[Data records]
· · · ·

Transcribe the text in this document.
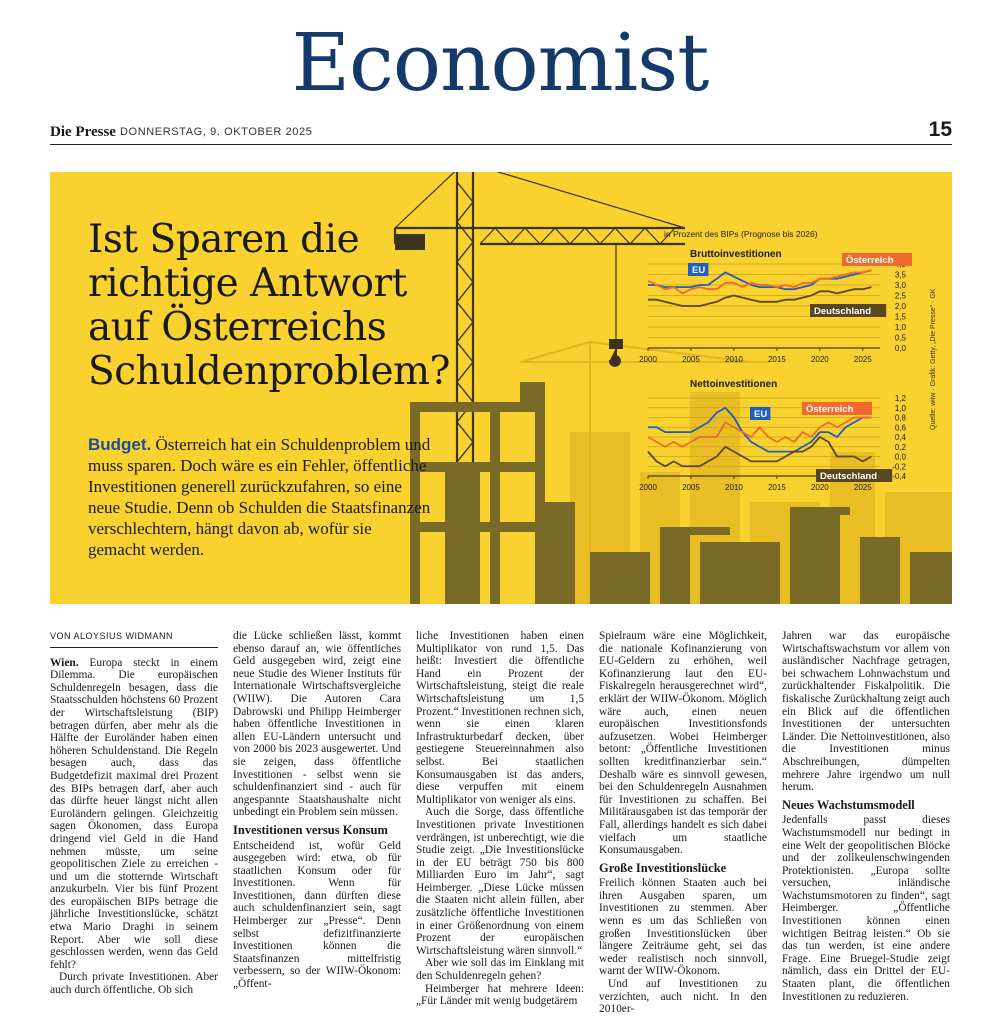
Economist
Die Presse DONNERSTAG, 9. OKTOBER 2025	15
Bruttoinvestitionen
3,5
3,0
2,5
2,0
1,5
1,0
0,5
0,0
2000	2005	2010	2015	2020	2025
EU
Österreich
Deutschland
Nettoinvestitionen
1,2
1,0
0,8
0,6
0,4
0,2
0,0
-0,2
-0,4
2000	2005	2010	2015	2020	2025
EU	Österreich
Deutschland
Ist Sparen die richtige Antwort auf Österreichs Schuldenproblem?
Budget. Österreich hat ein Schuldenproblem und muss sparen. Doch wäre es ein Fehler, öffentliche Investitionen generell zurückzufahren, so eine neue Studie. Denn ob Schulden die Staatsfinanzen verschlechtern, hängt davon ab, wofür sie gemacht werden.
in Prozent des BIPs (Prognose bis 2026)
Quelle: wiiw · Grafik: Getty, „Die Presse“ · GK
VON ALOYSIUS WIDMANN

Wien. Europa steckt in einem Dilemma. Die europäischen Schuldenregeln besagen, dass die Staatsschulden höchstens 60 Prozent der Wirtschaftsleistung (BIP) betragen dürfen, aber mehr als die Hälfte der Euroländer haben einen höheren Schuldenstand. Die Regeln besagen auch, dass das Budgetdefizit maximal drei Prozent des BIPs betragen darf, aber auch das dürfte heuer längst nicht allen Euroländern gelingen. Gleichzeitig sagen Ökonomen, dass Europa dringend viel Geld in die Hand nehmen müsste, um seine geopolitischen Ziele zu erreichen - und um die stotternde Wirtschaft anzukurbeln. Vier bis fünf Prozent des europäischen BIPs betrage die jährliche Investitionslücke, schätzt etwa Mario Draghi in seinem Report. Aber wie soll diese geschlossen werden, wenn das Geld fehlt?

Durch private Investitionen. Aber auch durch öffentliche. Ob sich

die Lücke schließen lässt, kommt ebenso darauf an, wie öffentliches Geld ausgegeben wird, zeigt eine neue Studie des Wiener Instituts für Internationale Wirtschaftsvergleiche (WIIW). Die Autoren Cara Dabrowski und Philipp Heimberger haben öffentliche Investitionen in allen EU-Ländern untersucht und von 2000 bis 2023 ausgewertet. Und sie zeigen, dass öffentliche Investitionen - selbst wenn sie schuldenfinanziert sind - auch für angespannte Staatshaushalte nicht unbedingt ein Problem sein müssen.

Investitionen versus Konsum

Entscheidend ist, wofür Geld ausgegeben wird: etwa, ob für staatlichen Konsum oder für Investitionen. Wenn für Investitionen, dann dürften diese auch schuldenfinanziert sein, sagt Heimberger zur „Presse“. Denn selbst defizitfinanzierte Investitionen können die Staatsfinanzen mittelfristig verbessern, so der WIIW-Ökonom: „Öffent-

liche Investitionen haben einen Multiplikator von rund 1,5. Das heißt: Investiert die öffentliche Hand ein Prozent der Wirtschaftsleistung, steigt die reale Wirtschaftsleistung um 1,5 Prozent.“ Investitionen rechnen sich, wenn sie einen klaren Infrastrukturbedarf decken, über gestiegene Steuereinnahmen also selbst. Bei staatlichen Konsumausgaben ist das anders, diese verpuffen mit einem Multiplikator von weniger als eins.

Auch die Sorge, dass öffentliche Investitionen private Investitionen verdrängen, ist unberechtigt, wie die Studie zeigt. „Die Investitionslücke in der EU beträgt 750 bis 800 Milliarden Euro im Jahr“, sagt Heimberger. „Diese Lücke müssen die Staaten nicht allein füllen, aber zusätzliche öffentliche Investitionen in einer Größenordnung von einem Prozent der europäischen Wirtschaftsleistung wären sinnvoll.“

Aber wie soll das im Einklang mit den Schuldenregeln gehen?

Heimberger hat mehrere Ideen: „Für Länder mit wenig budgetärem

Spielraum wäre eine Möglichkeit, die nationale Kofinanzierung von EU-Geldern zu erhöhen, weil Kofinanzierung laut den EU-Fiskalregeln herausgerechnet wird“, erklärt der WIIW-Ökonom. Möglich wäre auch, einen neuen europäischen Investitionsfonds aufzusetzen. Wobei Heimberger betont: „Öffentliche Investitionen sollten kreditfinanzierbar sein.“ Deshalb wäre es sinnvoll gewesen, bei den Schuldenregeln Ausnahmen für Investitionen zu schaffen. Bei Militärausgaben ist das temporär der Fall, allerdings handelt es sich dabei vielfach um staatliche Konsumausgaben.

Große Investitionslücke

Freilich können Staaten auch bei ihren Ausgaben sparen, um Investitionen zu stemmen. Aber wenn es um das Schließen von großen Investitionslücken über längere Zeiträume geht, sei das weder realistisch noch sinnvoll, warnt der WIIW-Ökonom.

Und auf Investitionen zu verzichten, auch nicht. In den 2010er-

Jahren war das europäische Wirtschaftswachstum vor allem von ausländischer Nachfrage getragen, bei schwachem Lohnwachstum und zurückhaltender Fiskalpolitik. Die fiskalische Zurückhaltung zeigt auch ein Blick auf die öffentlichen Investitionen der untersuchten Länder. Die Nettoinvestitionen, also die Investitionen minus Abschreibungen, dümpelten mehrere Jahre irgendwo um null herum.

Neues Wachstumsmodell

Jedenfalls passt dieses Wachstumsmodell nur bedingt in eine Welt der geopolitischen Blöcke und der zollkeulenschwingenden Protektionisten. „Europa sollte versuchen, inländische Wachstumsmotoren zu finden“, sagt Heimberger. „Öffentliche Investitionen können einen wichtigen Beitrag leisten.“ Ob sie das tun werden, ist eine andere Frage. Eine Bruegel-Studie zeigt nämlich, dass ein Drittel der EU-Staaten plant, die öffentlichen Investitionen zu reduzieren.
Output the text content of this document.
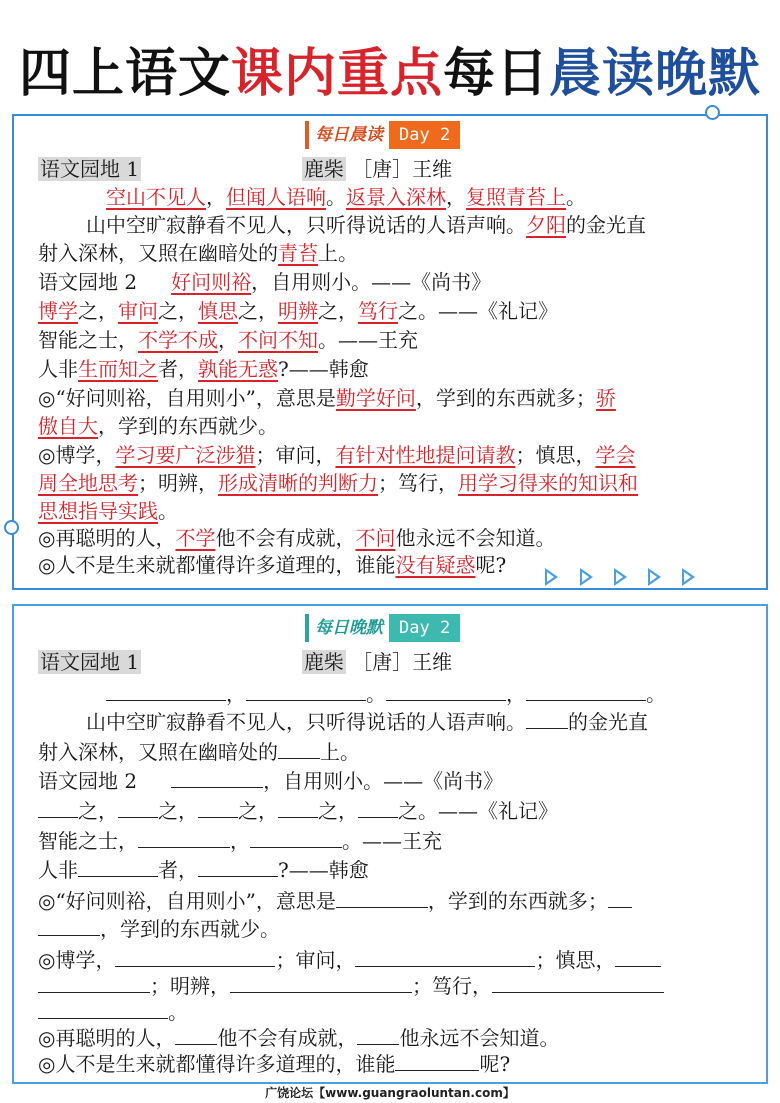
四上语文课内重点每日晨读晚默
每日晨读 Day 2
语文园地 1	鹿柴 ［唐］王维
空山不见人，但闻人语响。返景入深林，复照青苔上。
山中空旷寂静看不见人，只听得说话的人语声响。夕阳的金光直
射入深林，又照在幽暗处的青苔上。
语文园地 2 好问则裕，自用则小。——《尚书》
博学之，审问之，慎思之，明辨之，笃行之。——《礼记》
智能之士，不学不成，不问不知。——王充
人非生而知之者，孰能无惑?——韩愈
◎“好问则裕，自用则小”，意思是勤学好问，学到的东西就多；骄
傲自大，学到的东西就少。
◎博学，学习要广泛涉猎；审问，有针对性地提问请教；慎思，学会
周全地思考；明辨，形成清晰的判断力；笃行，用学习得来的知识和
思想指导实践。
◎再聪明的人，不学他不会有成就，不问他永远不会知道。
◎人不是生来就都懂得许多道理的，谁能没有疑惑呢?
每日晚默 Day 2
语文园地 1	鹿柴 ［唐］王维
，	。	，	。
山中空旷寂静看不见人，只听得说话的人语声响。 的金光直
射入深林，又照在幽暗处的 上。
语文园地 2	，自用则小。——《尚书》
之， 之， 之， 之， 之。——《礼记》
智能之士，	，	。——王充
人非	者，	?——韩愈
◎“好问则裕，自用则小”，意思是	，学到的东西就多；
，学到的东西就少。
◎博学，	；审问，	；慎思，
；明辨，	；笃行，
。
◎再聪明的人， 他不会有成就， 他永远不会知道。
◎人不是生来就都懂得许多道理的，谁能	呢?
广饶论坛【www.guangraoluntan.com】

· · · ·

▶ **Set task**: From the records above, how many lines include the word "sagt"? Only the number is wanted.

▶ **Exercise solution**: 3